=== EXTRACTED ENTRIES ===
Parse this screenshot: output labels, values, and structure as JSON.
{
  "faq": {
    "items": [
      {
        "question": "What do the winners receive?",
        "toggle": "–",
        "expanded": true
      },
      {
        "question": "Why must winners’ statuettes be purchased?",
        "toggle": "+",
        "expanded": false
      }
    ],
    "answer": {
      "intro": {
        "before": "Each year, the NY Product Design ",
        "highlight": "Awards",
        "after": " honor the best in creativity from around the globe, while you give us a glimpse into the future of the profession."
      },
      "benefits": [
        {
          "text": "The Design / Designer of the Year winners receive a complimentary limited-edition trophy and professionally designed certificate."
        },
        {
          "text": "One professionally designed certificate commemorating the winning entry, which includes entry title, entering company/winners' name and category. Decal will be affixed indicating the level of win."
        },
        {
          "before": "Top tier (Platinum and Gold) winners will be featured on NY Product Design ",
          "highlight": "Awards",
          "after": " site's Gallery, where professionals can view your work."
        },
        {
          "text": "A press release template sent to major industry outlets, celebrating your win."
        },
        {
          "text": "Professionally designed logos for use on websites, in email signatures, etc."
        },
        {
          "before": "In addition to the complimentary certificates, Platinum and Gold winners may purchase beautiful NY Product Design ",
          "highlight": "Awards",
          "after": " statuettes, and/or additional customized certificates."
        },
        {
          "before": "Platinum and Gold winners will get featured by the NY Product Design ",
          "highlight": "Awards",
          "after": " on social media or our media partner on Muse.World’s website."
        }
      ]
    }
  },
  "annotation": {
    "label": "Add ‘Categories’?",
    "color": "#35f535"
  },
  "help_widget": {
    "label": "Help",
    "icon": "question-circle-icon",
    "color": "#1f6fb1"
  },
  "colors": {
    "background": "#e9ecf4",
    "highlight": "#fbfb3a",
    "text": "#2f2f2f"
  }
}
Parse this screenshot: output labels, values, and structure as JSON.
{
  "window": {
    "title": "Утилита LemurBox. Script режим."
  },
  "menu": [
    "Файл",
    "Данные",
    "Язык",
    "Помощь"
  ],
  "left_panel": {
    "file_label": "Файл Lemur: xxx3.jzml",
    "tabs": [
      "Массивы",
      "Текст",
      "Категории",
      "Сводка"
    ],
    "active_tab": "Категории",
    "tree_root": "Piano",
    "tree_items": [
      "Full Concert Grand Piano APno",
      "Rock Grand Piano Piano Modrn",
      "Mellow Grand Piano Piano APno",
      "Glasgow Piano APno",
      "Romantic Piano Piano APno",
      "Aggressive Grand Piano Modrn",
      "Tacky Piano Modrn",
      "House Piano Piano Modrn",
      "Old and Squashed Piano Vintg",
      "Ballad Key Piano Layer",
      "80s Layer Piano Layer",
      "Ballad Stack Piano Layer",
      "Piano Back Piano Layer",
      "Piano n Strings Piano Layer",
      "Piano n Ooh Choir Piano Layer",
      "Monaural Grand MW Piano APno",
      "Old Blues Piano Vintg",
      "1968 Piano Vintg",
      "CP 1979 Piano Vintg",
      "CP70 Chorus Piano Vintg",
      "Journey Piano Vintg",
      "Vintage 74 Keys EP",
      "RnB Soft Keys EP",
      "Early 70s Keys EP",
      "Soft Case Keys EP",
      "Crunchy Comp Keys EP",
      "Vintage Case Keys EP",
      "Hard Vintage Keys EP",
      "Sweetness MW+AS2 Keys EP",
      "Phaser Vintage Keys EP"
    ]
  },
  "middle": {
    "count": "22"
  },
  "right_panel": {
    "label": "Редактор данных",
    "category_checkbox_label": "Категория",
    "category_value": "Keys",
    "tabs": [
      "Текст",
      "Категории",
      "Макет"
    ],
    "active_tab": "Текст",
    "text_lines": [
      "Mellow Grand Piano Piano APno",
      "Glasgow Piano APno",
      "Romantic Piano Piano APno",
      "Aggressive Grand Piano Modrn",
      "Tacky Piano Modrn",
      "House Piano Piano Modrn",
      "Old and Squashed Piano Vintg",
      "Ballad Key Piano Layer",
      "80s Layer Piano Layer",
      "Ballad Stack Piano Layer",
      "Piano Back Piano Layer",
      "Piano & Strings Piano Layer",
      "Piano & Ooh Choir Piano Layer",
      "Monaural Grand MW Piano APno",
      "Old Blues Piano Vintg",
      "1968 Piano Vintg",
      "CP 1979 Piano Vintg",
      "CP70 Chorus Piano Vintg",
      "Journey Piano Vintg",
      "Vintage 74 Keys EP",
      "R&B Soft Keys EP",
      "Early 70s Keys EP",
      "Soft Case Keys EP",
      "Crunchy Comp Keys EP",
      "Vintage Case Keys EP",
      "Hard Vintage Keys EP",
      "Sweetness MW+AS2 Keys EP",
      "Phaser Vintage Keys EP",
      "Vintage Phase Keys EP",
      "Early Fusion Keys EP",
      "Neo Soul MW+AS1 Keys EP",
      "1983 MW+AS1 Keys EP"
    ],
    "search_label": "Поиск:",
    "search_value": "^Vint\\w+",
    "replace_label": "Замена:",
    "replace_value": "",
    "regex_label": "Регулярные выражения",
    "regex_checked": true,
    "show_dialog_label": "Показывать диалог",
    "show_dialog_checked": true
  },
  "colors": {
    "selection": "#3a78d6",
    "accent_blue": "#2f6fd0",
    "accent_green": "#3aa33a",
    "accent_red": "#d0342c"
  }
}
===
WHAT IS REQUIRED => Write out every entry above, word for word.

ANSWER FOR THIS EXERCISE =>
Parse this screenshot: output labels, values, and structure as JSON.
{
  "faq": {
    "items": [
      {
        "question": "What do the winners receive?",
        "toggle": "–",
        "expanded": true
      },
      {
        "question": "Why must winners’ statuettes be purchased?",
        "toggle": "+",
        "expanded": false
      }
    ],
    "answer": {
      "intro": {
        "before": "Each year, the NY Product Design ",
        "highlight": "Awards",
        "after": " honor the best in creativity from around the globe, while you give us a glimpse into the future of the profession."
      },
      "benefits": [
        {
          "text": "The Design / Designer of the Year winners receive a complimentary limited-edition trophy and professionally designed certificate."
        },
        {
          "text": "One professionally designed certificate commemorating the winning entry, which includes entry title, entering company/winners' name and category. Decal will be affixed indicating the level of win."
        },
        {
          "before": "Top tier (Platinum and Gold) winners will be featured on NY Product Design ",
          "highlight": "Awards",
          "after": " site's Gallery, where professionals can view your work."
        },
        {
          "text": "A press release template sent to major industry outlets, celebrating your win."
        },
        {
          "text": "Professionally designed logos for use on websites, in email signatures, etc."
        },
        {
          "before": "In addition to the complimentary certificates, Platinum and Gold winners may purchase beautiful NY Product Design ",
          "highlight": "Awards",
          "after": " statuettes, and/or additional customized certificates."
        },
        {
          "before": "Platinum and Gold winners will get featured by the NY Product Design ",
          "highlight": "Awards",
          "after": " on social media or our media partner on Muse.World’s website."
        }
      ]
    }
  },
  "annotation": {
    "label": "Add ‘Categories’?",
    "color": "#35f535"
  },
  "help_widget": {
    "label": "Help",
    "icon": "question-circle-icon",
    "color": "#1f6fb1"
  },
  "colors": {
    "background": "#e9ecf4",
    "highlight": "#fbfb3a",
    "text": "#2f2f2f"
  }
}
Parse this screenshot: output labels, values, and structure as JSON.
{
  "window": {
    "title": "Утилита LemurBox. Script режим."
  },
  "menu": [
    "Файл",
    "Данные",
    "Язык",
    "Помощь"
  ],
  "left_panel": {
    "file_label": "Файл Lemur: xxx3.jzml",
    "tabs": [
      "Массивы",
      "Текст",
      "Категории",
      "Сводка"
    ],
    "active_tab": "Категории",
    "tree_root": "Piano",
    "tree_items": [
      "Full Concert Grand Piano APno",
      "Rock Grand Piano Piano Modrn",
      "Mellow Grand Piano Piano APno",
      "Glasgow Piano APno",
      "Romantic Piano Piano APno",
      "Aggressive Grand Piano Modrn",
      "Tacky Piano Modrn",
      "House Piano Piano Modrn",
      "Old and Squashed Piano Vintg",
      "Ballad Key Piano Layer",
      "80s Layer Piano Layer",
      "Ballad Stack Piano Layer",
      "Piano Back Piano Layer",
      "Piano n Strings Piano Layer",
      "Piano n Ooh Choir Piano Layer",
      "Monaural Grand MW Piano APno",
      "Old Blues Piano Vintg",
      "1968 Piano Vintg",
      "CP 1979 Piano Vintg",
      "CP70 Chorus Piano Vintg",
      "Journey Piano Vintg",
      "Vintage 74 Keys EP",
      "RnB Soft Keys EP",
      "Early 70s Keys EP",
      "Soft Case Keys EP",
      "Crunchy Comp Keys EP",
      "Vintage Case Keys EP",
      "Hard Vintage Keys EP",
      "Sweetness MW+AS2 Keys EP",
      "Phaser Vintage Keys EP"
    ]
  },
  "middle": {
    "count": "22"
  },
  "right_panel": {
    "label": "Редактор данных",
    "category_checkbox_label": "Категория",
    "category_value": "Keys",
    "tabs": [
      "Текст",
      "Категории",
      "Макет"
    ],
    "active_tab": "Текст",
    "text_lines": [
      "Mellow Grand Piano Piano APno",
      "Glasgow Piano APno",
      "Romantic Piano Piano APno",
      "Aggressive Grand Piano Modrn",
      "Tacky Piano Modrn",
      "House Piano Piano Modrn",
      "Old and Squashed Piano Vintg",
      "Ballad Key Piano Layer",
      "80s Layer Piano Layer",
      "Ballad Stack Piano Layer",
      "Piano Back Piano Layer",
      "Piano & Strings Piano Layer",
      "Piano & Ooh Choir Piano Layer",
      "Monaural Grand MW Piano APno",
      "Old Blues Piano Vintg",
      "1968 Piano Vintg",
      "CP 1979 Piano Vintg",
      "CP70 Chorus Piano Vintg",
      "Journey Piano Vintg",
      "Vintage 74 Keys EP",
      "R&B Soft Keys EP",
      "Early 70s Keys EP",
      "Soft Case Keys EP",
      "Crunchy Comp Keys EP",
      "Vintage Case Keys EP",
      "Hard Vintage Keys EP",
      "Sweetness MW+AS2 Keys EP",
      "Phaser Vintage Keys EP",
      "Vintage Phase Keys EP",
      "Early Fusion Keys EP",
      "Neo Soul MW+AS1 Keys EP",
      "1983 MW+AS1 Keys EP"
    ],
    "search_label": "Поиск:",
    "search_value": "^Vint\\w+",
    "replace_label": "Замена:",
    "replace_value": "",
    "regex_label": "Регулярные выражения",
    "regex_checked": true,
    "show_dialog_label": "Показывать диалог",
    "show_dialog_checked": true
  },
  "colors": {
    "selection": "#3a78d6",
    "accent_blue": "#2f6fd0",
    "accent_green": "#3aa33a",
    "accent_red": "#d0342c"
  }
}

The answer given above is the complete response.